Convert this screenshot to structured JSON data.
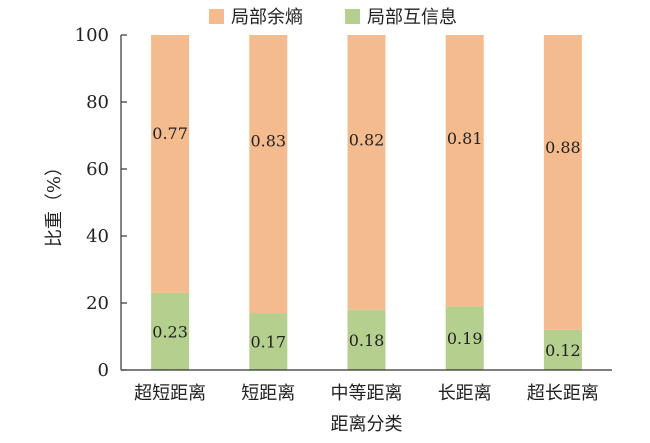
{
  "chart_data": {
    "type": "bar",
    "stacked": true,
    "categories": [
      "超短距离",
      "短距离",
      "中等距离",
      "长距离",
      "超长距离"
    ],
    "series": [
      {
        "name": "局部互信息",
        "values": [
          0.23,
          0.17,
          0.18,
          0.19,
          0.12
        ],
        "labels": [
          "0.23",
          "0.17",
          "0.18",
          "0.19",
          "0.12"
        ],
        "color": "#b5cf8e"
      },
      {
        "name": "局部余熵",
        "values": [
          0.77,
          0.83,
          0.82,
          0.81,
          0.88
        ],
        "labels": [
          "0.77",
          "0.83",
          "0.82",
          "0.81",
          "0.88"
        ],
        "color": "#f4bb8e"
      }
    ],
    "legend_order": [
      "局部余熵",
      "局部互信息"
    ],
    "legend_position": "top",
    "xlabel": "距离分类",
    "ylabel": "比重（%）",
    "ylim": [
      0,
      100
    ],
    "yticks": [
      "0",
      "20",
      "40",
      "60",
      "80",
      "100"
    ],
    "grid": false
  }
}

§ **Task**
Transcribe the full listing character for character. Pictures are excluded.

§ **Complete response**
Convert this screenshot to structured JSON data.
{
  "chart_data": {
    "type": "bar",
    "stacked": true,
    "categories": [
      "超短距离",
      "短距离",
      "中等距离",
      "长距离",
      "超长距离"
    ],
    "series": [
      {
        "name": "局部互信息",
        "values": [
          0.23,
          0.17,
          0.18,
          0.19,
          0.12
        ],
        "labels": [
          "0.23",
          "0.17",
          "0.18",
          "0.19",
          "0.12"
        ],
        "color": "#b5cf8e"
      },
      {
        "name": "局部余熵",
        "values": [
          0.77,
          0.83,
          0.82,
          0.81,
          0.88
        ],
        "labels": [
          "0.77",
          "0.83",
          "0.82",
          "0.81",
          "0.88"
        ],
        "color": "#f4bb8e"
      }
    ],
    "legend_order": [
      "局部余熵",
      "局部互信息"
    ],
    "legend_position": "top",
    "xlabel": "距离分类",
    "ylabel": "比重（%）",
    "ylim": [
      0,
      100
    ],
    "yticks": [
      "0",
      "20",
      "40",
      "60",
      "80",
      "100"
    ],
    "grid": false
  }
}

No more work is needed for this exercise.